Restate each entry word for word, leaving nothing out.

----------

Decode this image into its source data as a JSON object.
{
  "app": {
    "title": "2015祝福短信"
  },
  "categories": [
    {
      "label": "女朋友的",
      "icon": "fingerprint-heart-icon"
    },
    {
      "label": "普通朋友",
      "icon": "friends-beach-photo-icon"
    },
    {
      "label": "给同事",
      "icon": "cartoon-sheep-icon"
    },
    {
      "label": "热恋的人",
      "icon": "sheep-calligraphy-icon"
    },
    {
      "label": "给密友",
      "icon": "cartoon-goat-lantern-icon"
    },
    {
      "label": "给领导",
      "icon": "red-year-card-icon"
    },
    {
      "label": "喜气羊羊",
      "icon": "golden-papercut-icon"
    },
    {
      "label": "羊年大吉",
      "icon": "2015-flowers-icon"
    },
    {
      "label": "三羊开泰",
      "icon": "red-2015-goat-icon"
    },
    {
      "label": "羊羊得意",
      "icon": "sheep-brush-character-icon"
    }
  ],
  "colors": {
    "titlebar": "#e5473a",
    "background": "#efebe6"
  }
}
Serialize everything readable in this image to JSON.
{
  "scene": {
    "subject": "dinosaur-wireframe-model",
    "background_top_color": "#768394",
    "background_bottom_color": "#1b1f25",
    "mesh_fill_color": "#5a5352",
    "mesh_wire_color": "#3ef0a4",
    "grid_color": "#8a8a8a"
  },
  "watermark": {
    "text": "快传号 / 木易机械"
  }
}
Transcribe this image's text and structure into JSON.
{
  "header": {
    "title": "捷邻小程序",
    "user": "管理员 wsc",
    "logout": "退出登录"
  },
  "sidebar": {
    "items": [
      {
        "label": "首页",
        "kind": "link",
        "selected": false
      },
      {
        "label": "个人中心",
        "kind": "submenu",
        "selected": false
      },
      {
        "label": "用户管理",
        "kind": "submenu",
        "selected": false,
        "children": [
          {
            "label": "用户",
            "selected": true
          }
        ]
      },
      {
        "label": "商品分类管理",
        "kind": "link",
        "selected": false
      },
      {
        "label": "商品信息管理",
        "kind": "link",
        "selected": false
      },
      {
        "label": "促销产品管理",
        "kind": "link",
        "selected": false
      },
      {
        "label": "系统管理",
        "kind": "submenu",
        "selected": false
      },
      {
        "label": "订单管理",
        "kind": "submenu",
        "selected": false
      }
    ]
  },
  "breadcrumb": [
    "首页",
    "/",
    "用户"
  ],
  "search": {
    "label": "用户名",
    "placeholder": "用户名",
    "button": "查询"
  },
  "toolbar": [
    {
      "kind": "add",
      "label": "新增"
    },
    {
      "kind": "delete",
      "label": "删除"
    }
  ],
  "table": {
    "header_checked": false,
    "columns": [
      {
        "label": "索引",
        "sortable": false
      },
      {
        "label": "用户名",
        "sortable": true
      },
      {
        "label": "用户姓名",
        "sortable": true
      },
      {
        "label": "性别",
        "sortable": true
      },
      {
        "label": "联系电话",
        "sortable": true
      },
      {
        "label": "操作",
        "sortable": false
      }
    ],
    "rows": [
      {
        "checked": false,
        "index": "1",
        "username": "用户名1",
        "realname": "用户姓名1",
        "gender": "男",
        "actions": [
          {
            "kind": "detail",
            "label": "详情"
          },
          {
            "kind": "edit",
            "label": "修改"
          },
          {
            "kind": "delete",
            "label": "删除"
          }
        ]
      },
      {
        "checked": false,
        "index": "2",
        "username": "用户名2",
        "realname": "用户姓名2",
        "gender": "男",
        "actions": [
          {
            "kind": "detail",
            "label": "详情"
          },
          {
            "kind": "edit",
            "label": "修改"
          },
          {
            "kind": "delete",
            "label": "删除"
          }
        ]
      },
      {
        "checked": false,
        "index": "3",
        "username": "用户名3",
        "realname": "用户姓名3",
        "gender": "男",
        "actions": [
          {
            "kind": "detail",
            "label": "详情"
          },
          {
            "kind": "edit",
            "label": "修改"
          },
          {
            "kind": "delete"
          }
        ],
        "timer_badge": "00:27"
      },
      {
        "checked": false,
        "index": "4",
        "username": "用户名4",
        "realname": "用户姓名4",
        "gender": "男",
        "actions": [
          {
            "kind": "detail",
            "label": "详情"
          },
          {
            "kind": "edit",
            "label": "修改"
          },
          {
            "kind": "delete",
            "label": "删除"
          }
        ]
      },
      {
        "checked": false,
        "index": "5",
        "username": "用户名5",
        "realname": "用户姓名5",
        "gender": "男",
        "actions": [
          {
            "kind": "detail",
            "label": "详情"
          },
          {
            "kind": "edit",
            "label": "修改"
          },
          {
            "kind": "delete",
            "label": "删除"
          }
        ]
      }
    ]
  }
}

----------

__Exercise output__
Decode this image into its source data as a JSON object.
{
  "app": {
    "title": "2015祝福短信"
  },
  "categories": [
    {
      "label": "女朋友的",
      "icon": "fingerprint-heart-icon"
    },
    {
      "label": "普通朋友",
      "icon": "friends-beach-photo-icon"
    },
    {
      "label": "给同事",
      "icon": "cartoon-sheep-icon"
    },
    {
      "label": "热恋的人",
      "icon": "sheep-calligraphy-icon"
    },
    {
      "label": "给密友",
      "icon": "cartoon-goat-lantern-icon"
    },
    {
      "label": "给领导",
      "icon": "red-year-card-icon"
    },
    {
      "label": "喜气羊羊",
      "icon": "golden-papercut-icon"
    },
    {
      "label": "羊年大吉",
      "icon": "2015-flowers-icon"
    },
    {
      "label": "三羊开泰",
      "icon": "red-2015-goat-icon"
    },
    {
      "label": "羊羊得意",
      "icon": "sheep-brush-character-icon"
    }
  ],
  "colors": {
    "titlebar": "#e5473a",
    "background": "#efebe6"
  }
}
Serialize everything readable in this image to JSON.
{
  "scene": {
    "subject": "dinosaur-wireframe-model",
    "background_top_color": "#768394",
    "background_bottom_color": "#1b1f25",
    "mesh_fill_color": "#5a5352",
    "mesh_wire_color": "#3ef0a4",
    "grid_color": "#8a8a8a"
  },
  "watermark": {
    "text": "快传号 / 木易机械"
  }
}
Transcribe this image's text and structure into JSON.
{
  "header": {
    "title": "捷邻小程序",
    "user": "管理员 wsc",
    "logout": "退出登录"
  },
  "sidebar": {
    "items": [
      {
        "label": "首页",
        "kind": "link",
        "selected": false
      },
      {
        "label": "个人中心",
        "kind": "submenu",
        "selected": false
      },
      {
        "label": "用户管理",
        "kind": "submenu",
        "selected": false,
        "children": [
          {
            "label": "用户",
            "selected": true
          }
        ]
      },
      {
        "label": "商品分类管理",
        "kind": "link",
        "selected": false
      },
      {
        "label": "商品信息管理",
        "kind": "link",
        "selected": false
      },
      {
        "label": "促销产品管理",
        "kind": "link",
        "selected": false
      },
      {
        "label": "系统管理",
        "kind": "submenu",
        "selected": false
      },
      {
        "label": "订单管理",
        "kind": "submenu",
        "selected": false
      }
    ]
  },
  "breadcrumb": [
    "首页",
    "/",
    "用户"
  ],
  "search": {
    "label": "用户名",
    "placeholder": "用户名",
    "button": "查询"
  },
  "toolbar": [
    {
      "kind": "add",
      "label": "新增"
    },
    {
      "kind": "delete",
      "label": "删除"
    }
  ],
  "table": {
    "header_checked": false,
    "columns": [
      {
        "label": "索引",
        "sortable": false
      },
      {
        "label": "用户名",
        "sortable": true
      },
      {
        "label": "用户姓名",
        "sortable": true
      },
      {
        "label": "性别",
        "sortable": true
      },
      {
        "label": "联系电话",
        "sortable": true
      },
      {
        "label": "操作",
        "sortable": false
      }
    ],
    "rows": [
      {
        "checked": false,
        "index": "1",
        "username": "用户名1",
        "realname": "用户姓名1",
        "gender": "男",
        "actions": [
          {
            "kind": "detail",
            "label": "详情"
          },
          {
            "kind": "edit",
            "label": "修改"
          },
          {
            "kind": "delete",
            "label": "删除"
          }
        ]
      },
      {
        "checked": false,
        "index": "2",
        "username": "用户名2",
        "realname": "用户姓名2",
        "gender": "男",
        "actions": [
          {
            "kind": "detail",
            "label": "详情"
          },
          {
            "kind": "edit",
            "label": "修改"
          },
          {
            "kind": "delete",
            "label": "删除"
          }
        ]
      },
      {
        "checked": false,
        "index": "3",
        "username": "用户名3",
        "realname": "用户姓名3",
        "gender": "男",
        "actions": [
          {
            "kind": "detail",
            "label": "详情"
          },
          {
            "kind": "edit",
            "label": "修改"
          },
          {
            "kind": "delete"
          }
        ],
        "timer_badge": "00:27"
      },
      {
        "checked": false,
        "index": "4",
        "username": "用户名4",
        "realname": "用户姓名4",
        "gender": "男",
        "actions": [
          {
            "kind": "detail",
            "label": "详情"
          },
          {
            "kind": "edit",
            "label": "修改"
          },
          {
            "kind": "delete",
            "label": "删除"
          }
        ]
      },
      {
        "checked": false,
        "index": "5",
        "username": "用户名5",
        "realname": "用户姓名5",
        "gender": "男",
        "actions": [
          {
            "kind": "detail",
            "label": "详情"
          },
          {
            "kind": "edit",
            "label": "修改"
          },
          {
            "kind": "delete",
            "label": "删除"
          }
        ]
      }
    ]
  }
}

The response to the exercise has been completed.